=== Your goal ===
Emit the line that holds "Convert this screenshot" and all lines following it through the end of the data, verbatim, and nothing else.

=== The data ===
· · · ·
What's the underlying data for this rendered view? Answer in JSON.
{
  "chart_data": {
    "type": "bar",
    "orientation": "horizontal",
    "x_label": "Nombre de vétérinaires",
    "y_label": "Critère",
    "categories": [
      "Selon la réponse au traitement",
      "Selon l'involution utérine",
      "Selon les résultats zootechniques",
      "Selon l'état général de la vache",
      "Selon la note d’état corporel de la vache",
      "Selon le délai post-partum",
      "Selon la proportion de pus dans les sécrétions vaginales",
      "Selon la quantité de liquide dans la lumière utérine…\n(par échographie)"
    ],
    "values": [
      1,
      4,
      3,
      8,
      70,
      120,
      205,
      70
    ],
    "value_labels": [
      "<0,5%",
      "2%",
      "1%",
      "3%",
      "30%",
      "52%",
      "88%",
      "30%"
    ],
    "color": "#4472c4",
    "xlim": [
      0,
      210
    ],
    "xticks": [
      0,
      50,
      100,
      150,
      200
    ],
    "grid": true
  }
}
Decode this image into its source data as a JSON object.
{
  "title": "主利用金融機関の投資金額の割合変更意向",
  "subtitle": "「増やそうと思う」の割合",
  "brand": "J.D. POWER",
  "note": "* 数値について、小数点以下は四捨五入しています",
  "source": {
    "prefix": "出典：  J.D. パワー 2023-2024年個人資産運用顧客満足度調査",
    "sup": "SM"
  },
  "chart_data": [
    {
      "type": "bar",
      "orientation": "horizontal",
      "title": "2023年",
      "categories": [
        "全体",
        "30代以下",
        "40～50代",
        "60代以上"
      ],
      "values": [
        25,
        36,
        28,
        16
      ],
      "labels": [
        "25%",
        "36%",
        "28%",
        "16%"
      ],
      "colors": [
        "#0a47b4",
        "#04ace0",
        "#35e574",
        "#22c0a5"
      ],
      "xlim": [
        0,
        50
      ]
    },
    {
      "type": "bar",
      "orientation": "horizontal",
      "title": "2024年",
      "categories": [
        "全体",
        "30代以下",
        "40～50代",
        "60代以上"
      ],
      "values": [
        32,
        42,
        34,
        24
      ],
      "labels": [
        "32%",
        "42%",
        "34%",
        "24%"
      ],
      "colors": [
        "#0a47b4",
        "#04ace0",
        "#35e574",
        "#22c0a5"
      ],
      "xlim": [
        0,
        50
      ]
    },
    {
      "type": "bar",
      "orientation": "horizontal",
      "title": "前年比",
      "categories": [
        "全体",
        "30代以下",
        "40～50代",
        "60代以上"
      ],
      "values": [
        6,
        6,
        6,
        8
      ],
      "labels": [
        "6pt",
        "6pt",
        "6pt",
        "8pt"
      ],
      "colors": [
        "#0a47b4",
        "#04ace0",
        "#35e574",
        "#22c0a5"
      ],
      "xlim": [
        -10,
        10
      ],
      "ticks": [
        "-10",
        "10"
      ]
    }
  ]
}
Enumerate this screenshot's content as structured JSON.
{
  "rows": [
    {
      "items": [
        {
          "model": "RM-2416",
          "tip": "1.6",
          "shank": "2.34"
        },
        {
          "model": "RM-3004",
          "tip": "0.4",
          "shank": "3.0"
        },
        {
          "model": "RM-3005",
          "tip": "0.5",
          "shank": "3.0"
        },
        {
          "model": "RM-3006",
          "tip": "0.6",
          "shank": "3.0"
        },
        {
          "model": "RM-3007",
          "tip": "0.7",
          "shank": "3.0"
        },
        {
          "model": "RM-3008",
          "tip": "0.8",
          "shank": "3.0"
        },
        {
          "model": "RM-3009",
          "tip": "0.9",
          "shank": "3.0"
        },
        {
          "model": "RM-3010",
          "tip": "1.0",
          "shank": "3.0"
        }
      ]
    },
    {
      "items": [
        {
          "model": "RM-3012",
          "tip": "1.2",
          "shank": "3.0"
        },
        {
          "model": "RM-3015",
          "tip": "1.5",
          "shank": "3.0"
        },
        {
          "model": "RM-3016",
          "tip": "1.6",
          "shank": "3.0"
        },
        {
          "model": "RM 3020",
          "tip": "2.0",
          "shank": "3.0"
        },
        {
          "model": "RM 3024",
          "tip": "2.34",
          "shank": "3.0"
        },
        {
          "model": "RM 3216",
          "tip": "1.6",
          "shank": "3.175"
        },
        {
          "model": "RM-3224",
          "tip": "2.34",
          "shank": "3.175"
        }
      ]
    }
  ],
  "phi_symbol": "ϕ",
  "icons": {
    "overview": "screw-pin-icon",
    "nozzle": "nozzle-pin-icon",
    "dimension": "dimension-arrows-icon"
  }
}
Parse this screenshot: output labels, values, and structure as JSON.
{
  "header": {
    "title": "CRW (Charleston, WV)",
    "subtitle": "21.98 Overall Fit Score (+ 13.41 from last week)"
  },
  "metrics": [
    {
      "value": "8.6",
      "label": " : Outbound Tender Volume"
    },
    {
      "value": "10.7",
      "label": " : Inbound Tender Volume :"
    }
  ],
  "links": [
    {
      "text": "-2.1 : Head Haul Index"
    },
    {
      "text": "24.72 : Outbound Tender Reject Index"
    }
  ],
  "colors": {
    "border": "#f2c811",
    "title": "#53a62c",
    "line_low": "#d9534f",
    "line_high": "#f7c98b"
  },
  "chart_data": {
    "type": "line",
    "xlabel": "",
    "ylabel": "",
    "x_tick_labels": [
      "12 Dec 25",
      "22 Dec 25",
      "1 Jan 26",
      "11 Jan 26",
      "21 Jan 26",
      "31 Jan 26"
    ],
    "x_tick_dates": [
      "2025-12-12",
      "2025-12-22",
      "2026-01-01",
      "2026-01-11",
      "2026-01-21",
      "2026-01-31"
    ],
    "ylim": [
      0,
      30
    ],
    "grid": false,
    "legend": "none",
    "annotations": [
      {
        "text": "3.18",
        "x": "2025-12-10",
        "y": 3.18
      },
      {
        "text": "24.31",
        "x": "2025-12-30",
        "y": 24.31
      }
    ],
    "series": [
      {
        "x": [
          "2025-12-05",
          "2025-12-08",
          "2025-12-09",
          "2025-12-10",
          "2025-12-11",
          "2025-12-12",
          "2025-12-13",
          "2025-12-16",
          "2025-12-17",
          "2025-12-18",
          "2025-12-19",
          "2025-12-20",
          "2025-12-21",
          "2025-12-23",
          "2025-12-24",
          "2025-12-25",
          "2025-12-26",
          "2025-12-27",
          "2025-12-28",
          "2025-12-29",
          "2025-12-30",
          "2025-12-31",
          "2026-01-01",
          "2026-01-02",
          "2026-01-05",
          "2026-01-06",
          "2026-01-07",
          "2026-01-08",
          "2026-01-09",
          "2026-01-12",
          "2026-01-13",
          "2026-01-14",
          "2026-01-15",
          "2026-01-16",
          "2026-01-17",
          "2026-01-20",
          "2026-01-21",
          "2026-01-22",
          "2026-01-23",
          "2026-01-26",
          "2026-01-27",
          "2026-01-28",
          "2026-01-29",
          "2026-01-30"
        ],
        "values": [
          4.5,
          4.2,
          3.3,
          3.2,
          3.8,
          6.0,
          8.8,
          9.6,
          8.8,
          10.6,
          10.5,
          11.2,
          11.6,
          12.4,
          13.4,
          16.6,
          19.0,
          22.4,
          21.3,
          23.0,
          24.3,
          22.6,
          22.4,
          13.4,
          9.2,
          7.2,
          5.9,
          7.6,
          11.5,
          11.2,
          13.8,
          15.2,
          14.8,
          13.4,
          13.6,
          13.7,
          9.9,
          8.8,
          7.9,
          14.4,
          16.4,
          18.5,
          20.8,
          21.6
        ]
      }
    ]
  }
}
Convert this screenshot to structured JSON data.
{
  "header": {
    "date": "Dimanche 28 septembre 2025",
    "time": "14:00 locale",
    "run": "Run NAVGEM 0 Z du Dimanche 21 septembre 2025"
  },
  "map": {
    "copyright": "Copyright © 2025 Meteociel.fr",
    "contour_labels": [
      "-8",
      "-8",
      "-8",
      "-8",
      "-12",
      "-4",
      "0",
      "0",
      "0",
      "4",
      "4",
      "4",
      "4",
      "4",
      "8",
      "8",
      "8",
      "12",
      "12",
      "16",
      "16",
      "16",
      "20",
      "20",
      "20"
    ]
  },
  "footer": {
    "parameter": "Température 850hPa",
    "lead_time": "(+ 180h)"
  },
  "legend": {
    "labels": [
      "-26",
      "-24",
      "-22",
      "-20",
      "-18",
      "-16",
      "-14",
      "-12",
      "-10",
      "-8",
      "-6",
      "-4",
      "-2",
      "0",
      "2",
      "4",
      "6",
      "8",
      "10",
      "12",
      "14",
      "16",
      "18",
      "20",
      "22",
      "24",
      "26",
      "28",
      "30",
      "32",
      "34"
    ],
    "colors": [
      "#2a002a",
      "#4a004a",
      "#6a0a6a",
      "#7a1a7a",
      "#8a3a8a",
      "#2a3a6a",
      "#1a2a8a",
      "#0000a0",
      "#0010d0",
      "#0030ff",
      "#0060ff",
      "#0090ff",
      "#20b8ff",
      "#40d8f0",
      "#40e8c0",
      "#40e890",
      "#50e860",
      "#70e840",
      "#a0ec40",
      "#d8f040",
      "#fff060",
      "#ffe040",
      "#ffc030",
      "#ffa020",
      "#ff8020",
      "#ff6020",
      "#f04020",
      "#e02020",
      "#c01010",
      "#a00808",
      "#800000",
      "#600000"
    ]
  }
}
· · · ·
=== Completed exercise ===
Convert this screenshot to structured JSON data.
{
  "header": {
    "date": "Dimanche 28 septembre 2025",
    "time": "14:00 locale",
    "run": "Run NAVGEM 0 Z du Dimanche 21 septembre 2025"
  },
  "map": {
    "copyright": "Copyright © 2025 Meteociel.fr",
    "contour_labels": [
      "-8",
      "-8",
      "-8",
      "-8",
      "-12",
      "-4",
      "0",
      "0",
      "0",
      "4",
      "4",
      "4",
      "4",
      "4",
      "8",
      "8",
      "8",
      "12",
      "12",
      "16",
      "16",
      "16",
      "20",
      "20",
      "20"
    ]
  },
  "footer": {
    "parameter": "Température 850hPa",
    "lead_time": "(+ 180h)"
  },
  "legend": {
    "labels": [
      "-26",
      "-24",
      "-22",
      "-20",
      "-18",
      "-16",
      "-14",
      "-12",
      "-10",
      "-8",
      "-6",
      "-4",
      "-2",
      "0",
      "2",
      "4",
      "6",
      "8",
      "10",
      "12",
      "14",
      "16",
      "18",
      "20",
      "22",
      "24",
      "26",
      "28",
      "30",
      "32",
      "34"
    ],
    "colors": [
      "#2a002a",
      "#4a004a",
      "#6a0a6a",
      "#7a1a7a",
      "#8a3a8a",
      "#2a3a6a",
      "#1a2a8a",
      "#0000a0",
      "#0010d0",
      "#0030ff",
      "#0060ff",
      "#0090ff",
      "#20b8ff",
      "#40d8f0",
      "#40e8c0",
      "#40e890",
      "#50e860",
      "#70e840",
      "#a0ec40",
      "#d8f040",
      "#fff060",
      "#ffe040",
      "#ffc030",
      "#ffa020",
      "#ff8020",
      "#ff6020",
      "#f04020",
      "#e02020",
      "#c01010",
      "#a00808",
      "#800000",
      "#600000"
    ]
  }
}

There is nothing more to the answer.